» Exercise brief
Extract each line of the data and write it out again exactly.
═════ Dataset entries
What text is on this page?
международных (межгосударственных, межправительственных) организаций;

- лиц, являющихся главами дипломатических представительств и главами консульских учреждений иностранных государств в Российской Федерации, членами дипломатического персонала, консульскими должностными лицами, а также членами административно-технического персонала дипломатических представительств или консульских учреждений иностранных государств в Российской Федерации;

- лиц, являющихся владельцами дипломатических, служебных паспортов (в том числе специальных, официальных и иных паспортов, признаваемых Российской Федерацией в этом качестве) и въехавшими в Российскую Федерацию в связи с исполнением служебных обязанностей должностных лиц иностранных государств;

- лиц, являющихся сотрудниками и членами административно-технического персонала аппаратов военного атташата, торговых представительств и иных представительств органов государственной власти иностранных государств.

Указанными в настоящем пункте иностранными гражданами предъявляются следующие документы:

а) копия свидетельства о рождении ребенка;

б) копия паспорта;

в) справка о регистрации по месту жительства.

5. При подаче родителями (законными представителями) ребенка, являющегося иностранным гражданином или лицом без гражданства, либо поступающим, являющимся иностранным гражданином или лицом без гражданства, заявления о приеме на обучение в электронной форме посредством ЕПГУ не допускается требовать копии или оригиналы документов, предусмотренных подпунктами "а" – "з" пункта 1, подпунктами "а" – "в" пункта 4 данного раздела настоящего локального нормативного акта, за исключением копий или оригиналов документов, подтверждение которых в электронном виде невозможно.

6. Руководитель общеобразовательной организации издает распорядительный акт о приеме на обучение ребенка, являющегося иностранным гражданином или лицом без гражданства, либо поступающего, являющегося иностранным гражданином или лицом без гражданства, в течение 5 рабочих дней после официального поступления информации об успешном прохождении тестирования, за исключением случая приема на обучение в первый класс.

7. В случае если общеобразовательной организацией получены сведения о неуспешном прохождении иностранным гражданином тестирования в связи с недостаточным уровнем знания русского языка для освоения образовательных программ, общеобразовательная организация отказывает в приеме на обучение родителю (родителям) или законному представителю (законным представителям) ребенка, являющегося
══════════
» Solution
What text is on this page?
международных (межгосударственных, межправительственных) организаций;

- лиц, являющихся главами дипломатических представительств и главами консульских учреждений иностранных государств в Российской Федерации, членами дипломатического персонала, консульскими должностными лицами, а также членами административно-технического персонала дипломатических представительств или консульских учреждений иностранных государств в Российской Федерации;

- лиц, являющихся владельцами дипломатических, служебных паспортов (в том числе специальных, официальных и иных паспортов, признаваемых Российской Федерацией в этом качестве) и въехавшими в Российскую Федерацию в связи с исполнением служебных обязанностей должностных лиц иностранных государств;

- лиц, являющихся сотрудниками и членами административно-технического персонала аппаратов военного атташата, торговых представительств и иных представительств органов государственной власти иностранных государств.

Указанными в настоящем пункте иностранными гражданами предъявляются следующие документы:

а) копия свидетельства о рождении ребенка;

б) копия паспорта;

в) справка о регистрации по месту жительства.

5. При подаче родителями (законными представителями) ребенка, являющегося иностранным гражданином или лицом без гражданства, либо поступающим, являющимся иностранным гражданином или лицом без гражданства, заявления о приеме на обучение в электронной форме посредством ЕПГУ не допускается требовать копии или оригиналы документов, предусмотренных подпунктами "а" – "з" пункта 1, подпунктами "а" – "в" пункта 4 данного раздела настоящего локального нормативного акта, за исключением копий или оригиналов документов, подтверждение которых в электронном виде невозможно.

6. Руководитель общеобразовательной организации издает распорядительный акт о приеме на обучение ребенка, являющегося иностранным гражданином или лицом без гражданства, либо поступающего, являющегося иностранным гражданином или лицом без гражданства, в течение 5 рабочих дней после официального поступления информации об успешном прохождении тестирования, за исключением случая приема на обучение в первый класс.

7. В случае если общеобразовательной организацией получены сведения о неуспешном прохождении иностранным гражданином тестирования в связи с недостаточным уровнем знания русского языка для освоения образовательных программ, общеобразовательная организация отказывает в приеме на обучение родителю (родителям) или законному представителю (законным представителям) ребенка, являющегося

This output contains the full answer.